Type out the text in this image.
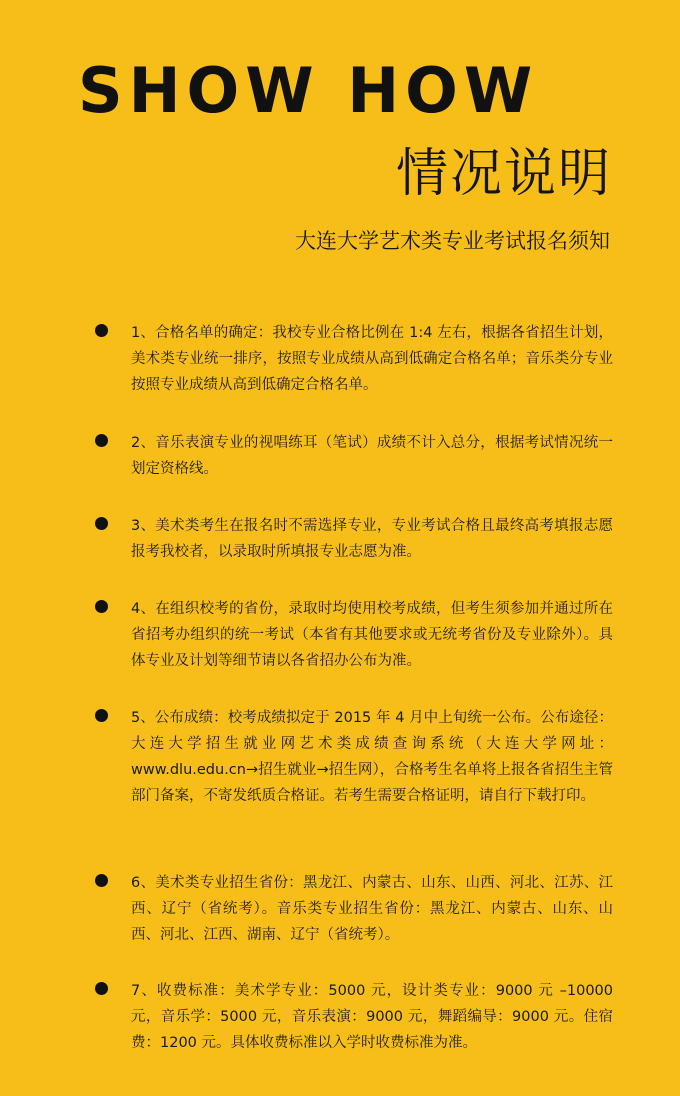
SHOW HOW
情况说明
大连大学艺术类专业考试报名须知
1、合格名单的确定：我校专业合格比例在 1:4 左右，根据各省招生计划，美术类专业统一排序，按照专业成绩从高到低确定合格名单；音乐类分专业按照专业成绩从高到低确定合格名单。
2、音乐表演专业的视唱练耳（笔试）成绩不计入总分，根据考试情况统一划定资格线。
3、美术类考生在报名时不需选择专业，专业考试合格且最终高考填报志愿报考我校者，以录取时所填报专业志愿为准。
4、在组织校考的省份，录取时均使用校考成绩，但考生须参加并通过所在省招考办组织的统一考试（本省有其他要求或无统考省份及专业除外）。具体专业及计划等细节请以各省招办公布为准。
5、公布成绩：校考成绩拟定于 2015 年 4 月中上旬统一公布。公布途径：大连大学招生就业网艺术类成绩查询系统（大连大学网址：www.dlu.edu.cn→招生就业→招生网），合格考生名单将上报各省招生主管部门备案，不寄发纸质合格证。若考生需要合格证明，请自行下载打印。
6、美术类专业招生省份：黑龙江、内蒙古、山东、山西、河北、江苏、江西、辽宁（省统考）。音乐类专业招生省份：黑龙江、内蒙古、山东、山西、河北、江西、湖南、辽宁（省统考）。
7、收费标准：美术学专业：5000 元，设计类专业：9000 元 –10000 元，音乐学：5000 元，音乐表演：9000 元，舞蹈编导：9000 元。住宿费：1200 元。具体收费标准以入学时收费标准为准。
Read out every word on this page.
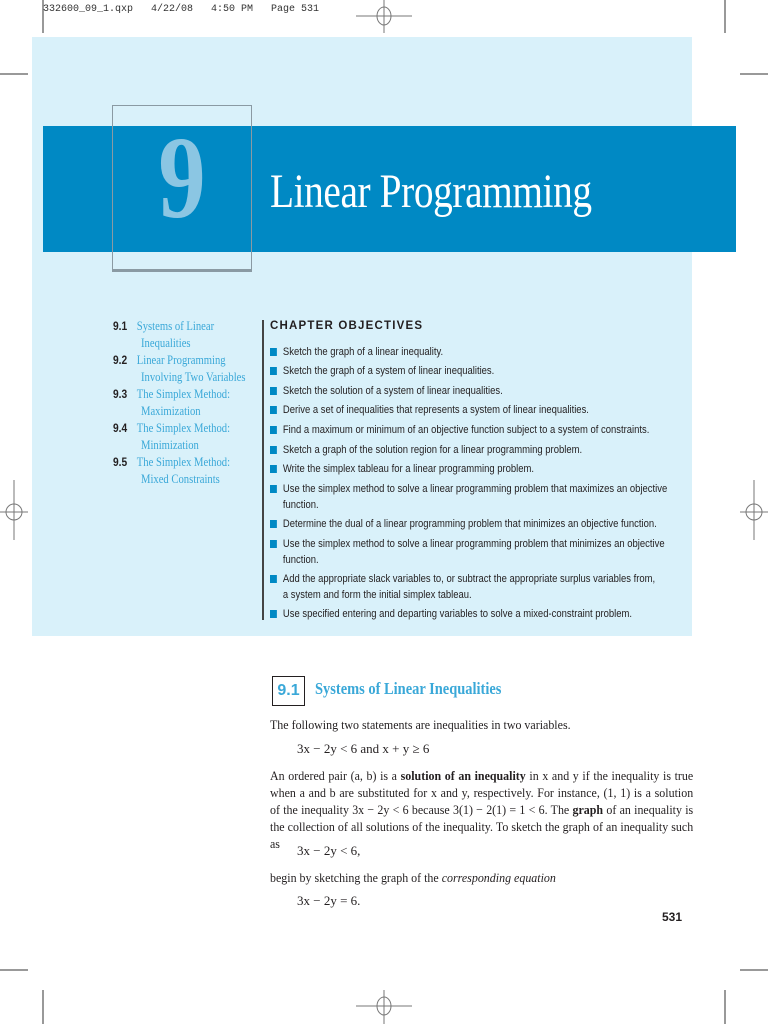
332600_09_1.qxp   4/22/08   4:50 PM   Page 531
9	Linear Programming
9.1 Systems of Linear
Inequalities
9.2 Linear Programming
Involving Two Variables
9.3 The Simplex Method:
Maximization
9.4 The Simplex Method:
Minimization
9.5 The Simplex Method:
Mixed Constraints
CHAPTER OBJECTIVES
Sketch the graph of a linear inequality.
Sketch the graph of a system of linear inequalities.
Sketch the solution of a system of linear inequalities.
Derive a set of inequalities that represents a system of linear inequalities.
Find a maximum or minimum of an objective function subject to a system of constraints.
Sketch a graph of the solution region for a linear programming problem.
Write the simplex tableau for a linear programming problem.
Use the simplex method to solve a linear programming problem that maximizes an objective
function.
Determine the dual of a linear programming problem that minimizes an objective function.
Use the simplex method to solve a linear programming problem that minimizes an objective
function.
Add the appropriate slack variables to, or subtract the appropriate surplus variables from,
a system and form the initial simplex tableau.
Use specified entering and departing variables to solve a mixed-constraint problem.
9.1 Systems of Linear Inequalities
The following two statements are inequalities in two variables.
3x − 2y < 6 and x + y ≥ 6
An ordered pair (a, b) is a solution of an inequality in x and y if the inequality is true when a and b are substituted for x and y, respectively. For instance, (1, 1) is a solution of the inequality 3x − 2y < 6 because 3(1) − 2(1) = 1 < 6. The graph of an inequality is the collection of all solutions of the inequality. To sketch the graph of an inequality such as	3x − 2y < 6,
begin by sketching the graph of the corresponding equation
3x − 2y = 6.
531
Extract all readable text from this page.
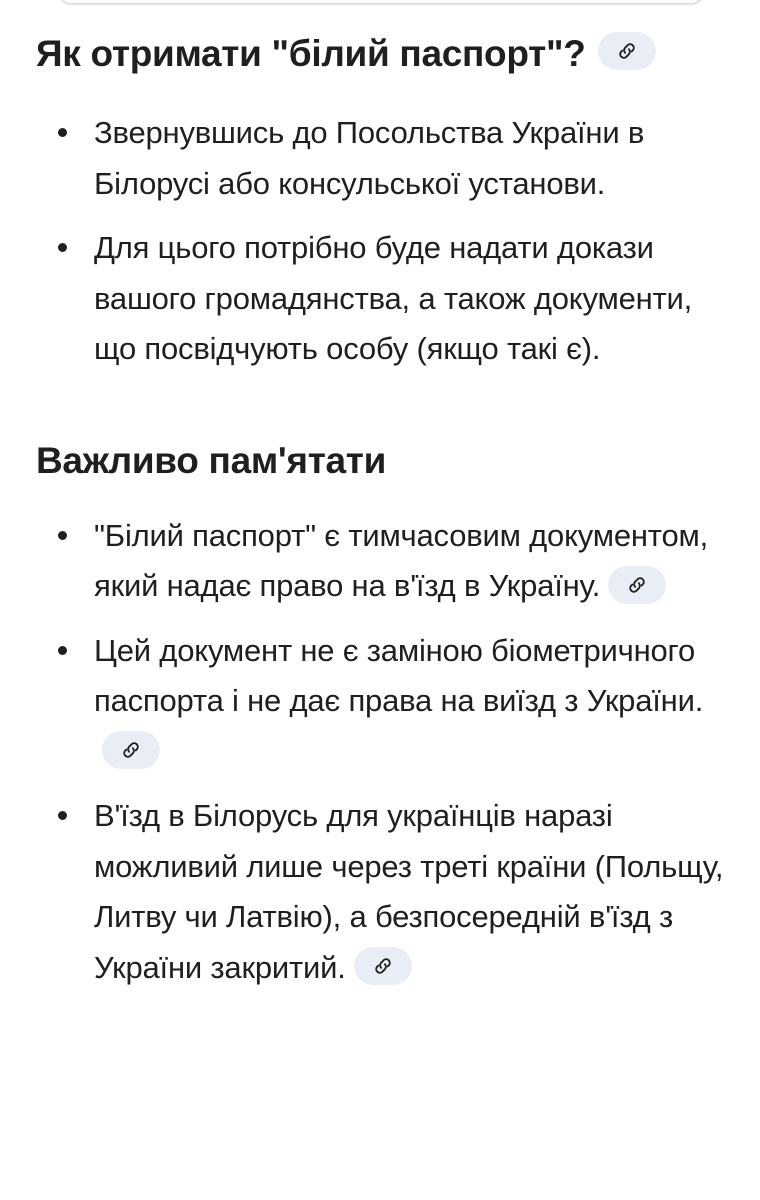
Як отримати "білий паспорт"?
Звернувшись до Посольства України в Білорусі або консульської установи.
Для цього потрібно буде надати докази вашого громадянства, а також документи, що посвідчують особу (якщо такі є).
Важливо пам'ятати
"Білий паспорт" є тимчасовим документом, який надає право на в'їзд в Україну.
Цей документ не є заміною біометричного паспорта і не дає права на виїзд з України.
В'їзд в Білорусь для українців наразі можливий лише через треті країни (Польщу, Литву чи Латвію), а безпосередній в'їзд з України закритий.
========
# Challenge
Locate the lines above that hold the word "text". Show every one of them.

# Response to the exercise
Type out the text in this image.
Extract all readable text from this page.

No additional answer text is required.